» **Task**: Below are records; work out how many of their lines contain "power" and give only that number.

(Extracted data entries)
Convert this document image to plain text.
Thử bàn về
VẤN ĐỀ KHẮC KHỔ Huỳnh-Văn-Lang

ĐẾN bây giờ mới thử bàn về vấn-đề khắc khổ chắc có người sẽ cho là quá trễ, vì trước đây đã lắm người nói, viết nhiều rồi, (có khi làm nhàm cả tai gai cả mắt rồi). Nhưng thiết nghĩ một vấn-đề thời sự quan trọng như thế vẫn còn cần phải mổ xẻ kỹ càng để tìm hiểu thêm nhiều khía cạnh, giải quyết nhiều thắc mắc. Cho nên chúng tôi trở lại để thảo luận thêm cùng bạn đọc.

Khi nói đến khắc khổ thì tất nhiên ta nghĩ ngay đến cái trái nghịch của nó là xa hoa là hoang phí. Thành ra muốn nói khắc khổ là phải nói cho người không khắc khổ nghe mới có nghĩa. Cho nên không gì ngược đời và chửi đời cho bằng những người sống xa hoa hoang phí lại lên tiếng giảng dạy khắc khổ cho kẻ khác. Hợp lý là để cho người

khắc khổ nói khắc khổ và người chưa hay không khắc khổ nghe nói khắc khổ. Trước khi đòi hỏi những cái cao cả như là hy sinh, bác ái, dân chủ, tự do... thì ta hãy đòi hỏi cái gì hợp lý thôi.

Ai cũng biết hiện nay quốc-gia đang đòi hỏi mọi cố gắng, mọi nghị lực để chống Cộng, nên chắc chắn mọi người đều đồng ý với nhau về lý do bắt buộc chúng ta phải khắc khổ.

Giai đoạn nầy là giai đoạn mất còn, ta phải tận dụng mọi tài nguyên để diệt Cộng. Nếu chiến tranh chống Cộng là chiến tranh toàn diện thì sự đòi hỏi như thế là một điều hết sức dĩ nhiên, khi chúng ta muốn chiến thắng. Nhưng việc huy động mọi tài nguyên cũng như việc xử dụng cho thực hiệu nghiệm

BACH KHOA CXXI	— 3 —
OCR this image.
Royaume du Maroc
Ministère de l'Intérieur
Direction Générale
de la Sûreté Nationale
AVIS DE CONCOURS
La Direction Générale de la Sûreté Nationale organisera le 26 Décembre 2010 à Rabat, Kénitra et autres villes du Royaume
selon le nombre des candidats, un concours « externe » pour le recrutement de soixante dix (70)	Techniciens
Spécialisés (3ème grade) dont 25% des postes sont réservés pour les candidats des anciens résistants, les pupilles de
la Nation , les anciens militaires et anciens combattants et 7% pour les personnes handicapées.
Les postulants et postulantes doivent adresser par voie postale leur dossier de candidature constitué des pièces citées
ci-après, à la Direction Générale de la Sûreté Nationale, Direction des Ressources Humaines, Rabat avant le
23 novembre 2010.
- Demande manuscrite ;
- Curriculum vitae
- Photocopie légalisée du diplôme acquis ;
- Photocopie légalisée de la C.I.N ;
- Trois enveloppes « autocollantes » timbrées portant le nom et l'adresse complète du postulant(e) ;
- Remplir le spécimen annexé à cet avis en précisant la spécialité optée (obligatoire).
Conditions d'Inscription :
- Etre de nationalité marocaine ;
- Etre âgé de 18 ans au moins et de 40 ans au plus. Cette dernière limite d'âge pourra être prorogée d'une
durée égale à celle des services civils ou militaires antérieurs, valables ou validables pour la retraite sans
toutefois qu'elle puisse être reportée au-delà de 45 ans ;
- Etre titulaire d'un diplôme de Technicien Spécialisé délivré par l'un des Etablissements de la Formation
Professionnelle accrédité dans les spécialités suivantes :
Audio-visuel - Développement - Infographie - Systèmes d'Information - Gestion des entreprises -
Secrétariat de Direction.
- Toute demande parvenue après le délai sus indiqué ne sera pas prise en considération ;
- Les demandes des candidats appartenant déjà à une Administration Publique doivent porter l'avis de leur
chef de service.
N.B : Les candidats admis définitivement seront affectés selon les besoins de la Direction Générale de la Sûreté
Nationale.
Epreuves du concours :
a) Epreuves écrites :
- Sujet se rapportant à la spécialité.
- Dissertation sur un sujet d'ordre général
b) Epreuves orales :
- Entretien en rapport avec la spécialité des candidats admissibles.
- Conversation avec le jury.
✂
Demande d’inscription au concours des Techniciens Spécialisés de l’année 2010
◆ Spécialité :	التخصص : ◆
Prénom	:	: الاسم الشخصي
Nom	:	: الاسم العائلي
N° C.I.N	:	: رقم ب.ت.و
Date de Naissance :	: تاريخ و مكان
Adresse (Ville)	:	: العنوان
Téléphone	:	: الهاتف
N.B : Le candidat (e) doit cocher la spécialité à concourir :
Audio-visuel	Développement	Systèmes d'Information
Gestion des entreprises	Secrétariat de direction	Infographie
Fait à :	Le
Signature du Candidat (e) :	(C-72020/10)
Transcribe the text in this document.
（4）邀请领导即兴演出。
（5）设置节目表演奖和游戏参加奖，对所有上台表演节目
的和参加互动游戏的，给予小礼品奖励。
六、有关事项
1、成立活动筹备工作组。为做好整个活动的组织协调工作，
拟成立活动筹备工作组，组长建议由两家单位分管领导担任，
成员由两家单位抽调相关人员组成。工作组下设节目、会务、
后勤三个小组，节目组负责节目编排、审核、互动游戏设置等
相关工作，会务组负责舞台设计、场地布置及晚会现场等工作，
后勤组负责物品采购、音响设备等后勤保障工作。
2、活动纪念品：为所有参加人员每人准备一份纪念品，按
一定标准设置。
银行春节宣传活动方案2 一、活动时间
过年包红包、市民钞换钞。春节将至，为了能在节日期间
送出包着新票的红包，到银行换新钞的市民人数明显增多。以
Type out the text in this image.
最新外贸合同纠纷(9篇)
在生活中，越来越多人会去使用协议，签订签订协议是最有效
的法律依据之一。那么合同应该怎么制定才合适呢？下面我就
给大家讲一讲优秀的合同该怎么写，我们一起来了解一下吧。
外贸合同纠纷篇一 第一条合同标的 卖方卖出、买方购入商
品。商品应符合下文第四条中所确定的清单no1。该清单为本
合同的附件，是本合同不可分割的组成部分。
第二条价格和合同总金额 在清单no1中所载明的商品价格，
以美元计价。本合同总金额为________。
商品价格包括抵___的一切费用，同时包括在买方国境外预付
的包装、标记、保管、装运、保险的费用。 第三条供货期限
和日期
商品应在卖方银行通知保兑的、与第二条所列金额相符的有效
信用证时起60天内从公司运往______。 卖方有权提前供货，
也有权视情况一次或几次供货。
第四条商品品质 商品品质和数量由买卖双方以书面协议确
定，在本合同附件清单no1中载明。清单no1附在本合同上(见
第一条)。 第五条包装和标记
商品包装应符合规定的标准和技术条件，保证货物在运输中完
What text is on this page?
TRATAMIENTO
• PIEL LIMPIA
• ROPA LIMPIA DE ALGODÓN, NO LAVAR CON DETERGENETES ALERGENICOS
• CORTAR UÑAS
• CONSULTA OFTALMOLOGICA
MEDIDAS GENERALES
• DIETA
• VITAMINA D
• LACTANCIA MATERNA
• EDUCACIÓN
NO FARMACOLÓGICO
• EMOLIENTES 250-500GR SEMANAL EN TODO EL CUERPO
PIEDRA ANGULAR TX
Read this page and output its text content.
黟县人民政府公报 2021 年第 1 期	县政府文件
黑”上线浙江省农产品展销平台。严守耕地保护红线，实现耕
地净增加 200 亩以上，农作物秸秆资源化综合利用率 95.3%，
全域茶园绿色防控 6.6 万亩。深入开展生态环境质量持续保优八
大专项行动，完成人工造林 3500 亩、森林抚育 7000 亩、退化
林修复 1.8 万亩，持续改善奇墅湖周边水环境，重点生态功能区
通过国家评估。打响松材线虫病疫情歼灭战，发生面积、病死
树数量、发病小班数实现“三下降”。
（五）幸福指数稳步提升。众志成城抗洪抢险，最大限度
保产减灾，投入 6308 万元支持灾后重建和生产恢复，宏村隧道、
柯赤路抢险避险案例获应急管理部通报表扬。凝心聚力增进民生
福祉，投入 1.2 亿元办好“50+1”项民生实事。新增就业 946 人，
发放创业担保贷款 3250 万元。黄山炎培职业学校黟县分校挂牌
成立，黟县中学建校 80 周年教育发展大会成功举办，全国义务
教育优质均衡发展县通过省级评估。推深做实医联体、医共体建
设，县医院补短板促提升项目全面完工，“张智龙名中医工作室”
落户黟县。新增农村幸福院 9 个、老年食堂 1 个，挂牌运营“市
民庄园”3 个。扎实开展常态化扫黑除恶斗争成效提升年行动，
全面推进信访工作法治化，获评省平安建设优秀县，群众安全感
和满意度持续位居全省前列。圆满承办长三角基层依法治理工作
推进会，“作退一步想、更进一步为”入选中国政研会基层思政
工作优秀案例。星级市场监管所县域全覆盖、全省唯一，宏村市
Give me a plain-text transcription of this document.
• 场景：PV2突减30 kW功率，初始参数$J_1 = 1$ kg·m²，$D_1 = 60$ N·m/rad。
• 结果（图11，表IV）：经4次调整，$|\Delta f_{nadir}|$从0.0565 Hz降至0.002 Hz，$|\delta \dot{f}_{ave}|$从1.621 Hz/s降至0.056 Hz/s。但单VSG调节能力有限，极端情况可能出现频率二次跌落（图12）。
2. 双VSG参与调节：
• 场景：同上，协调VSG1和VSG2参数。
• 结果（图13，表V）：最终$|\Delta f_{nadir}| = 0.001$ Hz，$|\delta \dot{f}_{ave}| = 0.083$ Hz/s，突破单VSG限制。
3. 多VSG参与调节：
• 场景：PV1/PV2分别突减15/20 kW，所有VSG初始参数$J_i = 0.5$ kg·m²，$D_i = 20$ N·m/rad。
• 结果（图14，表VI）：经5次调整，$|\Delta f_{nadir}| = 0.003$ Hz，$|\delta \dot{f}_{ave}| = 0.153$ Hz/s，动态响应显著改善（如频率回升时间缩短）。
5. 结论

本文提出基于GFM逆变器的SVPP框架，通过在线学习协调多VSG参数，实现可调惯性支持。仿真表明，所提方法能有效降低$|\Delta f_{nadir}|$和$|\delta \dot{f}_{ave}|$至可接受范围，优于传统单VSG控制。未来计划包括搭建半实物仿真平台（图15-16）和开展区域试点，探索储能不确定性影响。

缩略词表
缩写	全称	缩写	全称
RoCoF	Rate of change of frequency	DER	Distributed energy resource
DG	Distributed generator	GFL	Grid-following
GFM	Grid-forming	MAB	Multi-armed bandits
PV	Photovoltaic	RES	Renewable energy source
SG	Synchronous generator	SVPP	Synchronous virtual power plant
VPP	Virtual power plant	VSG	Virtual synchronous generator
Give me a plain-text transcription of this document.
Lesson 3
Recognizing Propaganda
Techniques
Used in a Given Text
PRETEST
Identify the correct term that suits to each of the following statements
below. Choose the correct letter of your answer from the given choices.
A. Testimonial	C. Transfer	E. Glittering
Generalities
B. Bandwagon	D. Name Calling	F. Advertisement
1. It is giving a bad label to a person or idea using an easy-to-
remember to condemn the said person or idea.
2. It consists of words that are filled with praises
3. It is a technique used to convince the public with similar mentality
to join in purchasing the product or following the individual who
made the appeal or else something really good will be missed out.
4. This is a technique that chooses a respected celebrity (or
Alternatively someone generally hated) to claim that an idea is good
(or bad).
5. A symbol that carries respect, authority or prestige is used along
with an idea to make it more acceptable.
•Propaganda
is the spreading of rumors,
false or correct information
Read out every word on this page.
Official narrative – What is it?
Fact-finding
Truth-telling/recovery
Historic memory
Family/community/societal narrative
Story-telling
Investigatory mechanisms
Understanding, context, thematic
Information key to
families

» **Task output**: 2